Aim of the task:
Edit the entries below by changing every "colorbar-swatch" to "color-key-swatch", and write out all the lines again with nothing else altered.

Element and coordinate entries:
■ ■ ■ ■ ■
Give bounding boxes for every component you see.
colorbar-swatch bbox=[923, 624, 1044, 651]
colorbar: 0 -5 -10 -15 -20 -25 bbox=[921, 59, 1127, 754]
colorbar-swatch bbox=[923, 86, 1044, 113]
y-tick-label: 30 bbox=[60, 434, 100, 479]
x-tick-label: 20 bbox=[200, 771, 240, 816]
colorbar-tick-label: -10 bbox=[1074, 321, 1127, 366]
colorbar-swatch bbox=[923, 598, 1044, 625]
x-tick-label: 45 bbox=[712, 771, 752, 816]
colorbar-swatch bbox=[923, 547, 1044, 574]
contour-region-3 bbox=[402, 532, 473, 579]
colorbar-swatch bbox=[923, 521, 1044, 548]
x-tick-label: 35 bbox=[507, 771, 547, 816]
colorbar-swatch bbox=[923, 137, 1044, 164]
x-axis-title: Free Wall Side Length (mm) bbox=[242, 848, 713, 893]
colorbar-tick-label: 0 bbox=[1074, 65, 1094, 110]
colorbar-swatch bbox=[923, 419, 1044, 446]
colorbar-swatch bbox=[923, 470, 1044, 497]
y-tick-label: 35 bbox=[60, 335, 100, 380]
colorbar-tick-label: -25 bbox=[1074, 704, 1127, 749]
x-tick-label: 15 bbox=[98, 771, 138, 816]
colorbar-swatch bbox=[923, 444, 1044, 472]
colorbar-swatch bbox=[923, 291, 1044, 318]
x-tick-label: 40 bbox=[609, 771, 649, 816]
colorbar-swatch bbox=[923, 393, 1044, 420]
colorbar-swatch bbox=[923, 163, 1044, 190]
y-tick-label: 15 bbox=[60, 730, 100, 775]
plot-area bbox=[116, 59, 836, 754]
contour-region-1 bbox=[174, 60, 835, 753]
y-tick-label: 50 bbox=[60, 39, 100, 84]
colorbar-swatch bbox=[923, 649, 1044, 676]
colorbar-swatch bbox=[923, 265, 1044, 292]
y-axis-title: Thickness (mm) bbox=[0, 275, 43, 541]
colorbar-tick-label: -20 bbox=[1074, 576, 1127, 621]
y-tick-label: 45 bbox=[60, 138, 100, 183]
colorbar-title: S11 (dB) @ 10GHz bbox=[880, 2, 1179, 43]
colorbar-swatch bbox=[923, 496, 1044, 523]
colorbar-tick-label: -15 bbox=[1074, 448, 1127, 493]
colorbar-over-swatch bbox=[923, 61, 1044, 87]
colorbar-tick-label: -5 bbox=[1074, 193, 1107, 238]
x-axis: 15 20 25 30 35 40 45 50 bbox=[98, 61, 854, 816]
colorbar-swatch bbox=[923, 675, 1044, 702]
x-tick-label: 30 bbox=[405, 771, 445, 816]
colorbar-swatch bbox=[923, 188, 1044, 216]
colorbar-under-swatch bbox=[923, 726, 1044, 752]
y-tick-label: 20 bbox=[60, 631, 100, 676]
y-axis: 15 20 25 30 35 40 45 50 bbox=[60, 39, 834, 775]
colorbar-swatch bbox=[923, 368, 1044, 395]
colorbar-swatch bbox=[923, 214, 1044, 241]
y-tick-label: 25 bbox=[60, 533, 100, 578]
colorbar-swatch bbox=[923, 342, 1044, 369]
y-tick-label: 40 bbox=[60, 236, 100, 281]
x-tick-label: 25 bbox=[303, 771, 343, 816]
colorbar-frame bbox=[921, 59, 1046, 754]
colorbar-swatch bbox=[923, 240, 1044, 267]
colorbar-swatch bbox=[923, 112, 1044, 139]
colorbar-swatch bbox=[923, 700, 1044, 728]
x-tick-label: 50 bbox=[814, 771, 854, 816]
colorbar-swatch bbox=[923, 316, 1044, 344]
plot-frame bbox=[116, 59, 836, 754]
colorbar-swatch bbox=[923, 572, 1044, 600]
■ ■ ■ ■ ■
Solution below:
Give bounding boxes for every component you see.
color-key-swatch bbox=[923, 624, 1044, 651]
colorbar: 0 -5 -10 -15 -20 -25 bbox=[921, 59, 1127, 754]
color-key-swatch bbox=[923, 86, 1044, 113]
y-tick-label: 30 bbox=[60, 434, 100, 479]
x-tick-label: 20 bbox=[200, 771, 240, 816]
colorbar-tick-label: -10 bbox=[1074, 321, 1127, 366]
color-key-swatch bbox=[923, 598, 1044, 625]
x-tick-label: 45 bbox=[712, 771, 752, 816]
color-key-swatch bbox=[923, 547, 1044, 574]
contour-region-3 bbox=[402, 532, 473, 579]
color-key-swatch bbox=[923, 521, 1044, 548]
x-tick-label: 35 bbox=[507, 771, 547, 816]
color-key-swatch bbox=[923, 137, 1044, 164]
x-axis-title: Free Wall Side Length (mm) bbox=[242, 848, 713, 893]
colorbar-tick-label: 0 bbox=[1074, 65, 1094, 110]
color-key-swatch bbox=[923, 419, 1044, 446]
color-key-swatch bbox=[923, 470, 1044, 497]
y-tick-label: 35 bbox=[60, 335, 100, 380]
colorbar-tick-label: -25 bbox=[1074, 704, 1127, 749]
x-tick-label: 15 bbox=[98, 771, 138, 816]
color-key-swatch bbox=[923, 444, 1044, 472]
color-key-swatch bbox=[923, 291, 1044, 318]
x-tick-label: 40 bbox=[609, 771, 649, 816]
color-key-swatch bbox=[923, 393, 1044, 420]
color-key-swatch bbox=[923, 163, 1044, 190]
y-tick-label: 15 bbox=[60, 730, 100, 775]
plot-area bbox=[116, 59, 836, 754]
contour-region-1 bbox=[174, 60, 835, 753]
y-tick-label: 50 bbox=[60, 39, 100, 84]
color-key-swatch bbox=[923, 649, 1044, 676]
color-key-swatch bbox=[923, 265, 1044, 292]
y-axis-title: Thickness (mm) bbox=[0, 275, 43, 541]
colorbar-tick-label: -20 bbox=[1074, 576, 1127, 621]
y-tick-label: 45 bbox=[60, 138, 100, 183]
colorbar-title: S11 (dB) @ 10GHz bbox=[880, 2, 1179, 43]
color-key-swatch bbox=[923, 496, 1044, 523]
colorbar-tick-label: -15 bbox=[1074, 448, 1127, 493]
colorbar-over-swatch bbox=[923, 61, 1044, 87]
colorbar-tick-label: -5 bbox=[1074, 193, 1107, 238]
x-axis: 15 20 25 30 35 40 45 50 bbox=[98, 61, 854, 816]
color-key-swatch bbox=[923, 675, 1044, 702]
x-tick-label: 30 bbox=[405, 771, 445, 816]
color-key-swatch bbox=[923, 188, 1044, 216]
colorbar-under-swatch bbox=[923, 726, 1044, 752]
y-tick-label: 20 bbox=[60, 631, 100, 676]
y-axis: 15 20 25 30 35 40 45 50 bbox=[60, 39, 834, 775]
color-key-swatch bbox=[923, 368, 1044, 395]
color-key-swatch bbox=[923, 214, 1044, 241]
y-tick-label: 25 bbox=[60, 533, 100, 578]
color-key-swatch bbox=[923, 342, 1044, 369]
y-tick-label: 40 bbox=[60, 236, 100, 281]
x-tick-label: 25 bbox=[303, 771, 343, 816]
colorbar-frame bbox=[921, 59, 1046, 754]
color-key-swatch bbox=[923, 240, 1044, 267]
color-key-swatch bbox=[923, 112, 1044, 139]
color-key-swatch bbox=[923, 700, 1044, 728]
x-tick-label: 50 bbox=[814, 771, 854, 816]
color-key-swatch bbox=[923, 316, 1044, 344]
plot-frame bbox=[116, 59, 836, 754]
color-key-swatch bbox=[923, 572, 1044, 600]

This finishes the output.